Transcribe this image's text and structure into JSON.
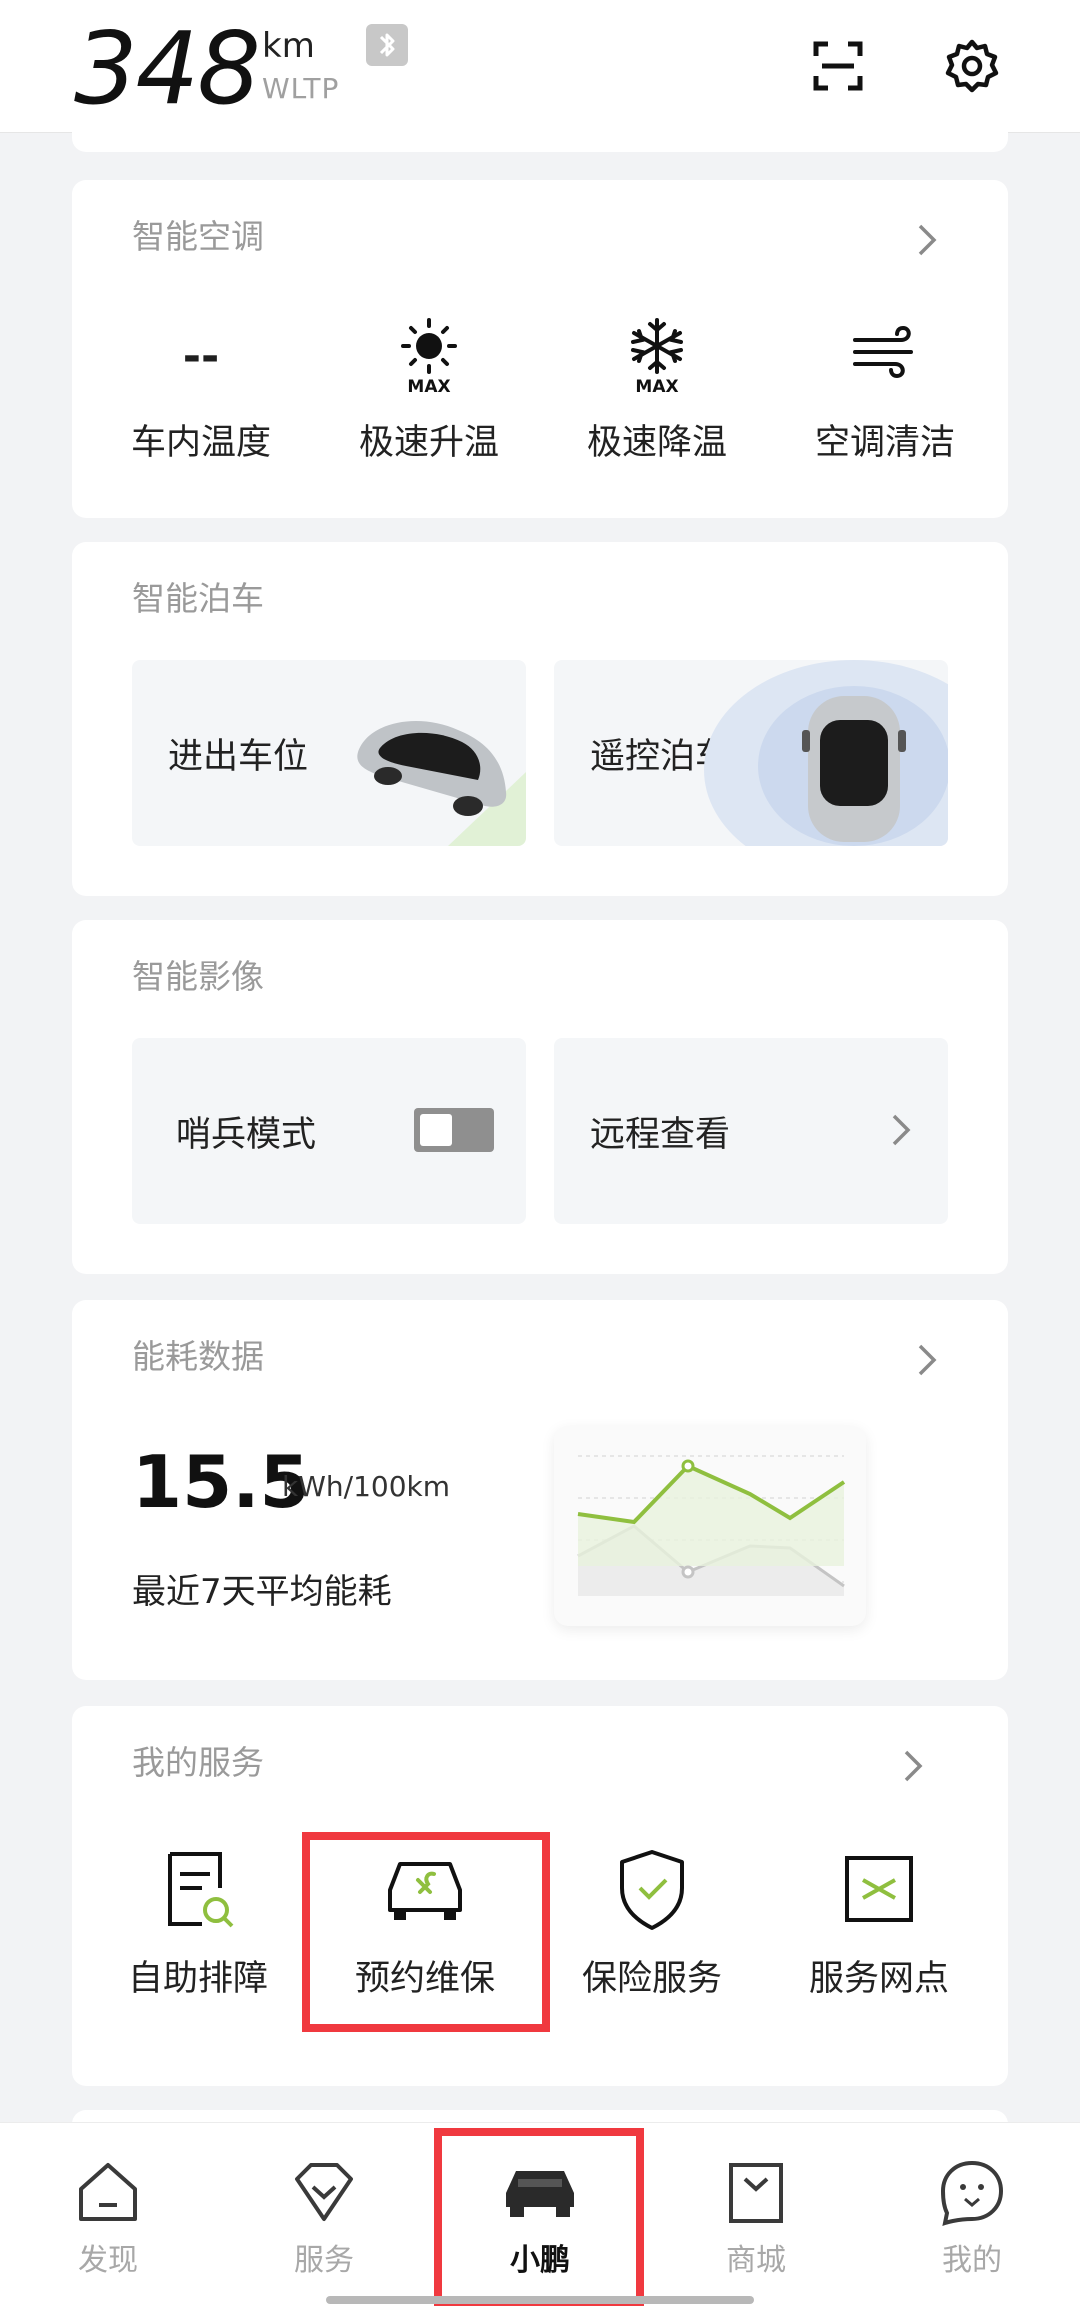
{
  "header": {
    "range_value": "348",
    "range_unit": "km",
    "range_standard": "WLTP",
    "icons": [
      "bluetooth-icon",
      "scan-icon",
      "gear-icon"
    ]
  },
  "climate": {
    "title": "智能空调",
    "items": [
      {
        "value": "--",
        "label": "车内温度"
      },
      {
        "icon": "sun-max-icon",
        "icon_text": "MAX",
        "label": "极速升温"
      },
      {
        "icon": "snowflake-max-icon",
        "icon_text": "MAX",
        "label": "极速降温"
      },
      {
        "icon": "wind-icon",
        "label": "空调清洁"
      }
    ]
  },
  "parking": {
    "title": "智能泊车",
    "tiles": [
      {
        "label": "进出车位"
      },
      {
        "label": "遥控泊车"
      }
    ]
  },
  "imaging": {
    "title": "智能影像",
    "sentry_label": "哨兵模式",
    "sentry_on": false,
    "remote_label": "远程查看"
  },
  "energy": {
    "title": "能耗数据",
    "value": "15.5",
    "unit": "kWh/100km",
    "description": "最近7天平均能耗"
  },
  "services": {
    "title": "我的服务",
    "items": [
      {
        "label": "自助排障",
        "icon": "diagnose-icon"
      },
      {
        "label": "预约维保",
        "icon": "maintenance-icon",
        "highlighted": true
      },
      {
        "label": "保险服务",
        "icon": "insurance-shield-icon"
      },
      {
        "label": "服务网点",
        "icon": "service-point-icon"
      }
    ]
  },
  "tabbar": {
    "tabs": [
      {
        "label": "发现",
        "icon": "home-icon"
      },
      {
        "label": "服务",
        "icon": "service-gem-icon"
      },
      {
        "label": "小鹏",
        "icon": "car-icon",
        "active": true
      },
      {
        "label": "商城",
        "icon": "shop-bag-icon"
      },
      {
        "label": "我的",
        "icon": "profile-face-icon"
      }
    ]
  },
  "colors": {
    "accent_green": "#8fbf3f",
    "highlight_red": "#f0393f",
    "background": "#f2f3f5"
  }
}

- **WORK TO BE COMPLETED**
Leave out the pictures and retype every line above exactly.

- **WRITTEN REPLY**
Transcribe this image's text and structure into JSON.
{
  "header": {
    "range_value": "348",
    "range_unit": "km",
    "range_standard": "WLTP",
    "icons": [
      "bluetooth-icon",
      "scan-icon",
      "gear-icon"
    ]
  },
  "climate": {
    "title": "智能空调",
    "items": [
      {
        "value": "--",
        "label": "车内温度"
      },
      {
        "icon": "sun-max-icon",
        "icon_text": "MAX",
        "label": "极速升温"
      },
      {
        "icon": "snowflake-max-icon",
        "icon_text": "MAX",
        "label": "极速降温"
      },
      {
        "icon": "wind-icon",
        "label": "空调清洁"
      }
    ]
  },
  "parking": {
    "title": "智能泊车",
    "tiles": [
      {
        "label": "进出车位"
      },
      {
        "label": "遥控泊车"
      }
    ]
  },
  "imaging": {
    "title": "智能影像",
    "sentry_label": "哨兵模式",
    "sentry_on": false,
    "remote_label": "远程查看"
  },
  "energy": {
    "title": "能耗数据",
    "value": "15.5",
    "unit": "kWh/100km",
    "description": "最近7天平均能耗"
  },
  "services": {
    "title": "我的服务",
    "items": [
      {
        "label": "自助排障",
        "icon": "diagnose-icon"
      },
      {
        "label": "预约维保",
        "icon": "maintenance-icon",
        "highlighted": true
      },
      {
        "label": "保险服务",
        "icon": "insurance-shield-icon"
      },
      {
        "label": "服务网点",
        "icon": "service-point-icon"
      }
    ]
  },
  "tabbar": {
    "tabs": [
      {
        "label": "发现",
        "icon": "home-icon"
      },
      {
        "label": "服务",
        "icon": "service-gem-icon"
      },
      {
        "label": "小鹏",
        "icon": "car-icon",
        "active": true
      },
      {
        "label": "商城",
        "icon": "shop-bag-icon"
      },
      {
        "label": "我的",
        "icon": "profile-face-icon"
      }
    ]
  },
  "colors": {
    "accent_green": "#8fbf3f",
    "highlight_red": "#f0393f",
    "background": "#f2f3f5"
  }
}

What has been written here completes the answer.